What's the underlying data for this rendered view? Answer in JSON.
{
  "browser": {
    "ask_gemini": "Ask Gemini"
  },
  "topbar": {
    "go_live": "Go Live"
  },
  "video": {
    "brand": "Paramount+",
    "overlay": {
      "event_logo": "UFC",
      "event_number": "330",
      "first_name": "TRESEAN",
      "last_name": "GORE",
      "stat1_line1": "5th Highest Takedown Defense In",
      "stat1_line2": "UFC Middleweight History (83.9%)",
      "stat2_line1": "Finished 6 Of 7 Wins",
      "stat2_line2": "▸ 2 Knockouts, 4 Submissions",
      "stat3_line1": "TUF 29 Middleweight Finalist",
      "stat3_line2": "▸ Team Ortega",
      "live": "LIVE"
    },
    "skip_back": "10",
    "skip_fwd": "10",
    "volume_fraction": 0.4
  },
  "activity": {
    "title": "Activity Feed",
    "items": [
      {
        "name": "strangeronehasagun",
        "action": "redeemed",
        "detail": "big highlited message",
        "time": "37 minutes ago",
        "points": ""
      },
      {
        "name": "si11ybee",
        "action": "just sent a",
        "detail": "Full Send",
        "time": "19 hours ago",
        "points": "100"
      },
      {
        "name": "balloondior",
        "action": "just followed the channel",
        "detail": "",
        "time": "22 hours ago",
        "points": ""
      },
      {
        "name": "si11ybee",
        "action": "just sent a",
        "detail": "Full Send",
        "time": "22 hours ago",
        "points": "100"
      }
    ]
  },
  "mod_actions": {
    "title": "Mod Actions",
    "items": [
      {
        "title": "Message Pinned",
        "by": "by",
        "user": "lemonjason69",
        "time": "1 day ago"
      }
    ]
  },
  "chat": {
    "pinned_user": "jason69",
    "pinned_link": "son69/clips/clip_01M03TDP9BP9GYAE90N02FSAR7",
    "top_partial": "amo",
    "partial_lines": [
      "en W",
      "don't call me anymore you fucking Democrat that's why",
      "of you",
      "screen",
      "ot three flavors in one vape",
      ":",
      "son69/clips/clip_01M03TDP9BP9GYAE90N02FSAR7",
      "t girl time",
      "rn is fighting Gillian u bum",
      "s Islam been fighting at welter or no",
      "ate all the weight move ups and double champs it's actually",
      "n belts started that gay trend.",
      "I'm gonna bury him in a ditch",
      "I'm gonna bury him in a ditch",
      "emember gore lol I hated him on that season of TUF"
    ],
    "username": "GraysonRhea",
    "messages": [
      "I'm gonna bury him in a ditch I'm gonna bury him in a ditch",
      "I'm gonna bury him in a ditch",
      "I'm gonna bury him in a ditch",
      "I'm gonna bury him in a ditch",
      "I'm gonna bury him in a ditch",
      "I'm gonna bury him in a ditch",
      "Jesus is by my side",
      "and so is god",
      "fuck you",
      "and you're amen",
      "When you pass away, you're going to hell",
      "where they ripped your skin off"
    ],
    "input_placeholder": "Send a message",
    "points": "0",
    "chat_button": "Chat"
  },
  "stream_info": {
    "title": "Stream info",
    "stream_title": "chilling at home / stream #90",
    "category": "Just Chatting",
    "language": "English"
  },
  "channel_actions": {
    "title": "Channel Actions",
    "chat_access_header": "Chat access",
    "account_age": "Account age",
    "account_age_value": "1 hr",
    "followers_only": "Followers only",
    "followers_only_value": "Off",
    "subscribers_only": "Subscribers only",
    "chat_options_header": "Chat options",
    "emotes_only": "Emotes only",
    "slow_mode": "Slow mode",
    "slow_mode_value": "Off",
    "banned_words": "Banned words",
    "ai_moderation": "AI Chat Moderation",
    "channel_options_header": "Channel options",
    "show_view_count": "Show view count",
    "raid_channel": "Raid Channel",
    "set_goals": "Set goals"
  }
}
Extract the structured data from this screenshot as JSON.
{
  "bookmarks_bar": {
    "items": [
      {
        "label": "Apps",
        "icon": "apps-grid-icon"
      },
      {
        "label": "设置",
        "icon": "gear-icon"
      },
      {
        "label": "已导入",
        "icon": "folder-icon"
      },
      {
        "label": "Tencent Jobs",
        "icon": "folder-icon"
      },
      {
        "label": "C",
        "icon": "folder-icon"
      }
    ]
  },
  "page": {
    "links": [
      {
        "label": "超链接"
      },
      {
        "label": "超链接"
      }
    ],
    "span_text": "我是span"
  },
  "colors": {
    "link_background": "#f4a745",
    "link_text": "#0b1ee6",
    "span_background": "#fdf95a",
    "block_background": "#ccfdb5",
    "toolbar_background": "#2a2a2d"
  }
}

* [EXERCISE INSTRUCTIONS] Find all lines where the word "options" appears. Copy them.

* [SOLUTION FOR THIS EXERCISE]
    "chat_options_header": "Chat options",
    "channel_options_header": "Channel options",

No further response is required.